• _Entries_
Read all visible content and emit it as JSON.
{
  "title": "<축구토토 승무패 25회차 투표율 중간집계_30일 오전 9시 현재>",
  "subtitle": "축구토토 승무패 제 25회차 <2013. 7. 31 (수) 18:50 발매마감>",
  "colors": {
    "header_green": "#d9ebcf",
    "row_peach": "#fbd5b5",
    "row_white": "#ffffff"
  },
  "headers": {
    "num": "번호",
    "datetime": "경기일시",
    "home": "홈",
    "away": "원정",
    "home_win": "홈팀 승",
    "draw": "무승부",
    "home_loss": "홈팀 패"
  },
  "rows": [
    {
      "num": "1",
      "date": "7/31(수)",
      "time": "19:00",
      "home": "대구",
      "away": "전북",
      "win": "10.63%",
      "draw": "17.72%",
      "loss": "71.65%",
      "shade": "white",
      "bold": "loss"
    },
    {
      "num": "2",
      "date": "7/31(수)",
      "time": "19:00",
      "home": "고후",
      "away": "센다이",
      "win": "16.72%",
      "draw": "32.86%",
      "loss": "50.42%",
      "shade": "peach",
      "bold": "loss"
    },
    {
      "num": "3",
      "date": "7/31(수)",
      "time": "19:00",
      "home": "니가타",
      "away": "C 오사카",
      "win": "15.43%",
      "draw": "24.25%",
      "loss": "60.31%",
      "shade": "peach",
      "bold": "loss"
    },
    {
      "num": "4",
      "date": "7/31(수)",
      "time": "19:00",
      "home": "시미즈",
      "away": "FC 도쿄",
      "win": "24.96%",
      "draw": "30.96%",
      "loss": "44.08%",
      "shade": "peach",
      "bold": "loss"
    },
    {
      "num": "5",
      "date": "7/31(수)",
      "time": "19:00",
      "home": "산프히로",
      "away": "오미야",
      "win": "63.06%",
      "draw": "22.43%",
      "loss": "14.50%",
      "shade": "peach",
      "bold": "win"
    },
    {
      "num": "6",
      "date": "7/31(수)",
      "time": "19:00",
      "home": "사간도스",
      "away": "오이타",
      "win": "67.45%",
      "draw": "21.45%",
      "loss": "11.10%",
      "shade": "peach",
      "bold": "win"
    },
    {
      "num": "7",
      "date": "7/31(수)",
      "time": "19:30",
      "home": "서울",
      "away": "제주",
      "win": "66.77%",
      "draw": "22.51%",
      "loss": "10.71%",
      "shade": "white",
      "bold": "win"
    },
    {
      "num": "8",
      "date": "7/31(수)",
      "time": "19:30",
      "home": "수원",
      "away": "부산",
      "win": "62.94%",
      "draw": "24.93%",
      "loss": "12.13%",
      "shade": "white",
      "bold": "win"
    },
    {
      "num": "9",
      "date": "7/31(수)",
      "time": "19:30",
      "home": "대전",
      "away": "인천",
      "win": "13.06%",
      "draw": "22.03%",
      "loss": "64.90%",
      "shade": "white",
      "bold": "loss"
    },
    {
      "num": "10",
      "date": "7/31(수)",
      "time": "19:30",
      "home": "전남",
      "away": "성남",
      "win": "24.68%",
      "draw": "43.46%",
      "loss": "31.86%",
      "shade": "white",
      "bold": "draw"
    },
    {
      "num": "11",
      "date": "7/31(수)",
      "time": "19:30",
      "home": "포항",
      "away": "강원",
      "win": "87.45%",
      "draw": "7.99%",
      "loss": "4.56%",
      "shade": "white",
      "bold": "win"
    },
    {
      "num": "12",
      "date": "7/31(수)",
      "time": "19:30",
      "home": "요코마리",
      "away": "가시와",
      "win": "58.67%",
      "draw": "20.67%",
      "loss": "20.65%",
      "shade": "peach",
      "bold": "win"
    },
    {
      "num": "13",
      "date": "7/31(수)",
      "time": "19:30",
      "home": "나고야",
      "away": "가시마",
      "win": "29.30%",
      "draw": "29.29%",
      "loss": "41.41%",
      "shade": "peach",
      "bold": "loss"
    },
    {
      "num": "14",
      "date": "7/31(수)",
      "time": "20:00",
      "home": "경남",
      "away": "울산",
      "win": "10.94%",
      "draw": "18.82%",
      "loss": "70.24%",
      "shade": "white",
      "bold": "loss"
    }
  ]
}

• _Work instructions_
Going through the records above, state how many lines carry "축구토토", with no other text.

• _Exercise result_
2